* Set exercise:
Repeat each line exactly as it is written.

-- START OF Material for this task --

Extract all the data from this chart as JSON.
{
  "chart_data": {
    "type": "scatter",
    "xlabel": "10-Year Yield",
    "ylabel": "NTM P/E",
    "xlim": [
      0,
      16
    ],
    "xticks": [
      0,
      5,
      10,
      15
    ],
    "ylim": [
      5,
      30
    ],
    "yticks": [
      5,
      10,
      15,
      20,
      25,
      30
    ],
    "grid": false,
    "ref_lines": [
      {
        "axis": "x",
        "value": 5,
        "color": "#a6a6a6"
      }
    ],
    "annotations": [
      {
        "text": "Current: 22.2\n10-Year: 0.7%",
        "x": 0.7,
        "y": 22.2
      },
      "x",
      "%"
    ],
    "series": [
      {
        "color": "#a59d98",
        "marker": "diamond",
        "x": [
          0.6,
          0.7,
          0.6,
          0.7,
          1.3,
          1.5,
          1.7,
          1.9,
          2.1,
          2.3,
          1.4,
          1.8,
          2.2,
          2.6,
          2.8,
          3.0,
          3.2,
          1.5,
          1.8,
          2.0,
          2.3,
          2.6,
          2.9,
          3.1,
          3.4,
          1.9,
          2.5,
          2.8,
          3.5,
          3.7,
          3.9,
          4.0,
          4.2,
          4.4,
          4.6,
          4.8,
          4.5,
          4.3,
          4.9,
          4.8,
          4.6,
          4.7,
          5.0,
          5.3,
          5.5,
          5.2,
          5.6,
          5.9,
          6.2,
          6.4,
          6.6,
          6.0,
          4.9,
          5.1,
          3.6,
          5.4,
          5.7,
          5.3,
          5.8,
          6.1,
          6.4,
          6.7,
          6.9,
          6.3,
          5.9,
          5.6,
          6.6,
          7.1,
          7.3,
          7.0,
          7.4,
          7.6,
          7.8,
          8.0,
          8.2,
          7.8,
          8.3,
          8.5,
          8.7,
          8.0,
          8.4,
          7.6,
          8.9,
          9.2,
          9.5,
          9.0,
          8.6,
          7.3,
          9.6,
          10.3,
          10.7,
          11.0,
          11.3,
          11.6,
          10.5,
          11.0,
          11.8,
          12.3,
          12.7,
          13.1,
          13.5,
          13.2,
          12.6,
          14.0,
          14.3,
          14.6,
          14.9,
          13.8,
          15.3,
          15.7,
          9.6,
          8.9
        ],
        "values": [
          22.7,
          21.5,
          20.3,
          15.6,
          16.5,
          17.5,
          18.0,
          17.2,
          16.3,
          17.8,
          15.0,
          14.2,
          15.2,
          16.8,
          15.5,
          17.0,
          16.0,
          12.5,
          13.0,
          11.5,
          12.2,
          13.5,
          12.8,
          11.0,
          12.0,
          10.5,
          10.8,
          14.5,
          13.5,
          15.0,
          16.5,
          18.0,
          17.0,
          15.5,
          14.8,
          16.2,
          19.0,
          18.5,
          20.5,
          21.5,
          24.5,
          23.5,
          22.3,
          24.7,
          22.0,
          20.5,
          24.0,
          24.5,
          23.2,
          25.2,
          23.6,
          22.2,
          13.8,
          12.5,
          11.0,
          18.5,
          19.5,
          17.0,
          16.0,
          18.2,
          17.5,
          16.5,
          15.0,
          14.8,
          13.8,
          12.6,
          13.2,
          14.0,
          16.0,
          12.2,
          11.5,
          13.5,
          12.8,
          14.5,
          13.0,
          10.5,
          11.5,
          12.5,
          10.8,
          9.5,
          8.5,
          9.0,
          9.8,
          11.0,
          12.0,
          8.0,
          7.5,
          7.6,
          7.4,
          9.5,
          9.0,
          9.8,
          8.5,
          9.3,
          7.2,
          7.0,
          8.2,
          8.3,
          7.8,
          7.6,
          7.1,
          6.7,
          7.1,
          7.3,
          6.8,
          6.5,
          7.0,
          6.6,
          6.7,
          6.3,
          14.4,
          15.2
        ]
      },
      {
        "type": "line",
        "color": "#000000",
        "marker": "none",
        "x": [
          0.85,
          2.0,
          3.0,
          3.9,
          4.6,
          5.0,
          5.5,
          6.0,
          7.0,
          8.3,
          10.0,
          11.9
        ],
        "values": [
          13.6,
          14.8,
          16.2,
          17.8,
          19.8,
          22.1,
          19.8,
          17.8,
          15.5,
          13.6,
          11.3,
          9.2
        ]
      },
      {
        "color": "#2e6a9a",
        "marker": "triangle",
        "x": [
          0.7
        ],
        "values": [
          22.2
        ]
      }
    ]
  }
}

-- END OF Material for this task --

* Answer to the exercise:
Extract all the data from this chart as JSON.
{
  "chart_data": {
    "type": "scatter",
    "xlabel": "10-Year Yield",
    "ylabel": "NTM P/E",
    "xlim": [
      0,
      16
    ],
    "xticks": [
      0,
      5,
      10,
      15
    ],
    "ylim": [
      5,
      30
    ],
    "yticks": [
      5,
      10,
      15,
      20,
      25,
      30
    ],
    "grid": false,
    "ref_lines": [
      {
        "axis": "x",
        "value": 5,
        "color": "#a6a6a6"
      }
    ],
    "annotations": [
      {
        "text": "Current: 22.2\n10-Year: 0.7%",
        "x": 0.7,
        "y": 22.2
      },
      "x",
      "%"
    ],
    "series": [
      {
        "color": "#a59d98",
        "marker": "diamond",
        "x": [
          0.6,
          0.7,
          0.6,
          0.7,
          1.3,
          1.5,
          1.7,
          1.9,
          2.1,
          2.3,
          1.4,
          1.8,
          2.2,
          2.6,
          2.8,
          3.0,
          3.2,
          1.5,
          1.8,
          2.0,
          2.3,
          2.6,
          2.9,
          3.1,
          3.4,
          1.9,
          2.5,
          2.8,
          3.5,
          3.7,
          3.9,
          4.0,
          4.2,
          4.4,
          4.6,
          4.8,
          4.5,
          4.3,
          4.9,
          4.8,
          4.6,
          4.7,
          5.0,
          5.3,
          5.5,
          5.2,
          5.6,
          5.9,
          6.2,
          6.4,
          6.6,
          6.0,
          4.9,
          5.1,
          3.6,
          5.4,
          5.7,
          5.3,
          5.8,
          6.1,
          6.4,
          6.7,
          6.9,
          6.3,
          5.9,
          5.6,
          6.6,
          7.1,
          7.3,
          7.0,
          7.4,
          7.6,
          7.8,
          8.0,
          8.2,
          7.8,
          8.3,
          8.5,
          8.7,
          8.0,
          8.4,
          7.6,
          8.9,
          9.2,
          9.5,
          9.0,
          8.6,
          7.3,
          9.6,
          10.3,
          10.7,
          11.0,
          11.3,
          11.6,
          10.5,
          11.0,
          11.8,
          12.3,
          12.7,
          13.1,
          13.5,
          13.2,
          12.6,
          14.0,
          14.3,
          14.6,
          14.9,
          13.8,
          15.3,
          15.7,
          9.6,
          8.9
        ],
        "values": [
          22.7,
          21.5,
          20.3,
          15.6,
          16.5,
          17.5,
          18.0,
          17.2,
          16.3,
          17.8,
          15.0,
          14.2,
          15.2,
          16.8,
          15.5,
          17.0,
          16.0,
          12.5,
          13.0,
          11.5,
          12.2,
          13.5,
          12.8,
          11.0,
          12.0,
          10.5,
          10.8,
          14.5,
          13.5,
          15.0,
          16.5,
          18.0,
          17.0,
          15.5,
          14.8,
          16.2,
          19.0,
          18.5,
          20.5,
          21.5,
          24.5,
          23.5,
          22.3,
          24.7,
          22.0,
          20.5,
          24.0,
          24.5,
          23.2,
          25.2,
          23.6,
          22.2,
          13.8,
          12.5,
          11.0,
          18.5,
          19.5,
          17.0,
          16.0,
          18.2,
          17.5,
          16.5,
          15.0,
          14.8,
          13.8,
          12.6,
          13.2,
          14.0,
          16.0,
          12.2,
          11.5,
          13.5,
          12.8,
          14.5,
          13.0,
          10.5,
          11.5,
          12.5,
          10.8,
          9.5,
          8.5,
          9.0,
          9.8,
          11.0,
          12.0,
          8.0,
          7.5,
          7.6,
          7.4,
          9.5,
          9.0,
          9.8,
          8.5,
          9.3,
          7.2,
          7.0,
          8.2,
          8.3,
          7.8,
          7.6,
          7.1,
          6.7,
          7.1,
          7.3,
          6.8,
          6.5,
          7.0,
          6.6,
          6.7,
          6.3,
          14.4,
          15.2
        ]
      },
      {
        "type": "line",
        "color": "#000000",
        "marker": "none",
        "x": [
          0.85,
          2.0,
          3.0,
          3.9,
          4.6,
          5.0,
          5.5,
          6.0,
          7.0,
          8.3,
          10.0,
          11.9
        ],
        "values": [
          13.6,
          14.8,
          16.2,
          17.8,
          19.8,
          22.1,
          19.8,
          17.8,
          15.5,
          13.6,
          11.3,
          9.2
        ]
      },
      {
        "color": "#2e6a9a",
        "marker": "triangle",
        "x": [
          0.7
        ],
        "values": [
          22.2
        ]
      }
    ]
  }
}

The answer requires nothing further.